Information given >>
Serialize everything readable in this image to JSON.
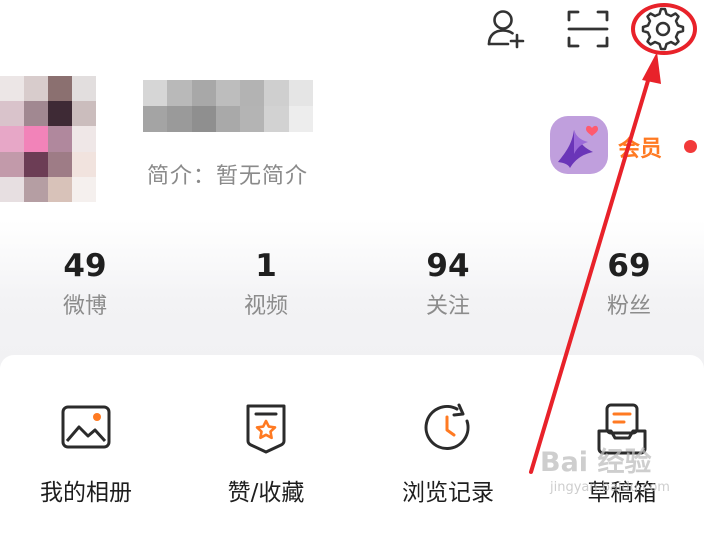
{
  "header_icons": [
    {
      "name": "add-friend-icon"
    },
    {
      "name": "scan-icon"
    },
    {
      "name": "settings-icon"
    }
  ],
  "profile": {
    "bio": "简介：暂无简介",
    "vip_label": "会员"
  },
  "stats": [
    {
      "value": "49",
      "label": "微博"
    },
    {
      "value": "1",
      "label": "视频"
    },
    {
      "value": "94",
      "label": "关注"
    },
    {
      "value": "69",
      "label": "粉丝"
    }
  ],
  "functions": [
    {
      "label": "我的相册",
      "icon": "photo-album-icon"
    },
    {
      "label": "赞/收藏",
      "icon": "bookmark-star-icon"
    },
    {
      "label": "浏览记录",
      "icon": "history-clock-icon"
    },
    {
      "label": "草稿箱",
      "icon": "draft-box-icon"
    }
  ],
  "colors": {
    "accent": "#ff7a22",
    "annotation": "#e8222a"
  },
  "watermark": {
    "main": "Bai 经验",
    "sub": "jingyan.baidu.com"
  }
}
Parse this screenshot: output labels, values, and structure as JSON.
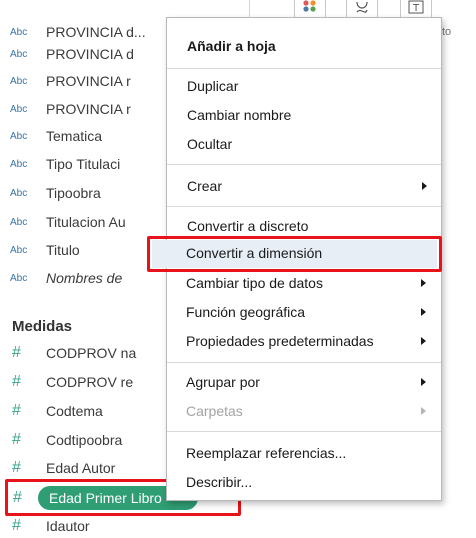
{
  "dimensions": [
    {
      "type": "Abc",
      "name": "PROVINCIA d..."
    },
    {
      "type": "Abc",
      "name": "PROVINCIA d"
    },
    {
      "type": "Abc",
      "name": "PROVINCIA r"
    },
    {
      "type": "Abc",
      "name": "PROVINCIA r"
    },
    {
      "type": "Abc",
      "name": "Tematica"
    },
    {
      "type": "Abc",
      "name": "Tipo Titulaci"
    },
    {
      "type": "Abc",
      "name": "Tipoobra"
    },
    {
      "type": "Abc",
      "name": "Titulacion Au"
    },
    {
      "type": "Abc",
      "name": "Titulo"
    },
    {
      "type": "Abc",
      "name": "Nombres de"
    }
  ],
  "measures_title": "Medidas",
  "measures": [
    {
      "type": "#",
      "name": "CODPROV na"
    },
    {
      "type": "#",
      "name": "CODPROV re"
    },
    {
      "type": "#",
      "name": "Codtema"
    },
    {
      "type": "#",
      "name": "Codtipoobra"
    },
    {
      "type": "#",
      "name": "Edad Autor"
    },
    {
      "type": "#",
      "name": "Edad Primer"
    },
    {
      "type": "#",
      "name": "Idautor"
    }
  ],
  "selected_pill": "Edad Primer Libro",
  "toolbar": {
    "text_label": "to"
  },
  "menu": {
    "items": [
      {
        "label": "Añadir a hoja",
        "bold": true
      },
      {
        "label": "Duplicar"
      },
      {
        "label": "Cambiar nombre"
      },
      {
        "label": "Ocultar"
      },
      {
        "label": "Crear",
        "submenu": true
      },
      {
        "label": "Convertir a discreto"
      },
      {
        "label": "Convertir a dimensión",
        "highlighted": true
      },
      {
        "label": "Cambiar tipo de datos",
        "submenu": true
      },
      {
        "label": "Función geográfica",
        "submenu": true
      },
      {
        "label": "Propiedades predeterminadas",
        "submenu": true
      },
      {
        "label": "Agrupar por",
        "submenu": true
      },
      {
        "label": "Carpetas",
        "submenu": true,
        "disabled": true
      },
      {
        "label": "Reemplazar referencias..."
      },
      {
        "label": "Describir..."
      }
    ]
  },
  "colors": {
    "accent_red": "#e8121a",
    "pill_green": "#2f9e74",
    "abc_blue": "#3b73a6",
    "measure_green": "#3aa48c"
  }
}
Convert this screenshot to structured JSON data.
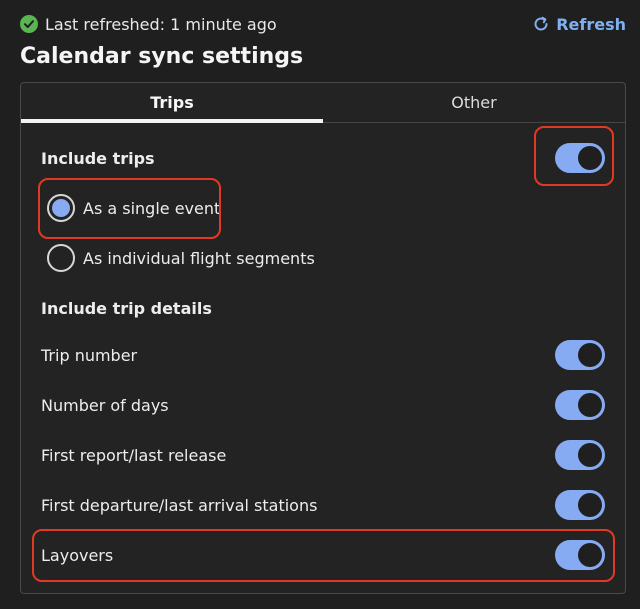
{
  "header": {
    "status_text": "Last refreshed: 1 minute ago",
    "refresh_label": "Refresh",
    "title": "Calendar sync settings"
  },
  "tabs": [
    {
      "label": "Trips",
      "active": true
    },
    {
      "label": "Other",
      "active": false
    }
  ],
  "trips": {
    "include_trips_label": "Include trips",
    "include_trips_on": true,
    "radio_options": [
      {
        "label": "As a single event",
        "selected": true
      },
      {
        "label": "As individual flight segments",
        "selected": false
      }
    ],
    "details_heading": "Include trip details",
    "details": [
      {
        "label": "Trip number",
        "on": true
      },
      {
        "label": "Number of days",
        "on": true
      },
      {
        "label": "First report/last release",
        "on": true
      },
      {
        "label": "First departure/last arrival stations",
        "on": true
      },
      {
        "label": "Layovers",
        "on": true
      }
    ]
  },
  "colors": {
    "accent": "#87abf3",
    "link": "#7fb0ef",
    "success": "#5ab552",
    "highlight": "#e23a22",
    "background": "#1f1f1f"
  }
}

Set problem >>
Set the entries down again exactly. Do not include the images.

The result >>
Serialize everything readable in this image to JSON.
{
  "header_icons": [
    {
      "name": "add-friend-icon"
    },
    {
      "name": "scan-icon"
    },
    {
      "name": "settings-icon"
    }
  ],
  "profile": {
    "bio": "简介：暂无简介",
    "vip_label": "会员"
  },
  "stats": [
    {
      "value": "49",
      "label": "微博"
    },
    {
      "value": "1",
      "label": "视频"
    },
    {
      "value": "94",
      "label": "关注"
    },
    {
      "value": "69",
      "label": "粉丝"
    }
  ],
  "functions": [
    {
      "label": "我的相册",
      "icon": "photo-album-icon"
    },
    {
      "label": "赞/收藏",
      "icon": "bookmark-star-icon"
    },
    {
      "label": "浏览记录",
      "icon": "history-clock-icon"
    },
    {
      "label": "草稿箱",
      "icon": "draft-box-icon"
    }
  ],
  "colors": {
    "accent": "#ff7a22",
    "annotation": "#e8222a"
  },
  "watermark": {
    "main": "Bai 经验",
    "sub": "jingyan.baidu.com"
  }
}
Parse this screenshot: output labels, values, and structure as JSON.
{
  "dimensions": [
    {
      "type": "Abc",
      "name": "PROVINCIA d..."
    },
    {
      "type": "Abc",
      "name": "PROVINCIA d"
    },
    {
      "type": "Abc",
      "name": "PROVINCIA r"
    },
    {
      "type": "Abc",
      "name": "PROVINCIA r"
    },
    {
      "type": "Abc",
      "name": "Tematica"
    },
    {
      "type": "Abc",
      "name": "Tipo Titulaci"
    },
    {
      "type": "Abc",
      "name": "Tipoobra"
    },
    {
      "type": "Abc",
      "name": "Titulacion Au"
    },
    {
      "type": "Abc",
      "name": "Titulo"
    },
    {
      "type": "Abc",
      "name": "Nombres de"
    }
  ],
  "measures_title": "Medidas",
  "measures": [
    {
      "type": "#",
      "name": "CODPROV na"
    },
    {
      "type": "#",
      "name": "CODPROV re"
    },
    {
      "type": "#",
      "name": "Codtema"
    },
    {
      "type": "#",
      "name": "Codtipoobra"
    },
    {
      "type": "#",
      "name": "Edad Autor"
    },
    {
      "type": "#",
      "name": "Edad Primer"
    },
    {
      "type": "#",
      "name": "Idautor"
    }
  ],
  "selected_pill": "Edad Primer Libro",
  "toolbar": {
    "text_label": "to"
  },
  "menu": {
    "items": [
      {
        "label": "Añadir a hoja",
        "bold": true
      },
      {
        "label": "Duplicar"
      },
      {
        "label": "Cambiar nombre"
      },
      {
        "label": "Ocultar"
      },
      {
        "label": "Crear",
        "submenu": true
      },
      {
        "label": "Convertir a discreto"
      },
      {
        "label": "Convertir a dimensión",
        "highlighted": true
      },
      {
        "label": "Cambiar tipo de datos",
        "submenu": true
      },
      {
        "label": "Función geográfica",
        "submenu": true
      },
      {
        "label": "Propiedades predeterminadas",
        "submenu": true
      },
      {
        "label": "Agrupar por",
        "submenu": true
      },
      {
        "label": "Carpetas",
        "submenu": true,
        "disabled": true
      },
      {
        "label": "Reemplazar referencias..."
      },
      {
        "label": "Describir..."
      }
    ]
  },
  "colors": {
    "accent_red": "#e8121a",
    "pill_green": "#2f9e74",
    "abc_blue": "#3b73a6",
    "measure_green": "#3aa48c"
  }
}
Convert this screenshot to structured JSON data.
{
  "header": {
    "status_text": "Last refreshed: 1 minute ago",
    "refresh_label": "Refresh",
    "title": "Calendar sync settings"
  },
  "tabs": [
    {
      "label": "Trips",
      "active": true
    },
    {
      "label": "Other",
      "active": false
    }
  ],
  "trips": {
    "include_trips_label": "Include trips",
    "include_trips_on": true,
    "radio_options": [
      {
        "label": "As a single event",
        "selected": true
      },
      {
        "label": "As individual flight segments",
        "selected": false
      }
    ],
    "details_heading": "Include trip details",
    "details": [
      {
        "label": "Trip number",
        "on": true
      },
      {
        "label": "Number of days",
        "on": true
      },
      {
        "label": "First report/last release",
        "on": true
      },
      {
        "label": "First departure/last arrival stations",
        "on": true
      },
      {
        "label": "Layovers",
        "on": true
      }
    ]
  },
  "colors": {
    "accent": "#87abf3",
    "link": "#7fb0ef",
    "success": "#5ab552",
    "highlight": "#e23a22",
    "background": "#1f1f1f"
  }
}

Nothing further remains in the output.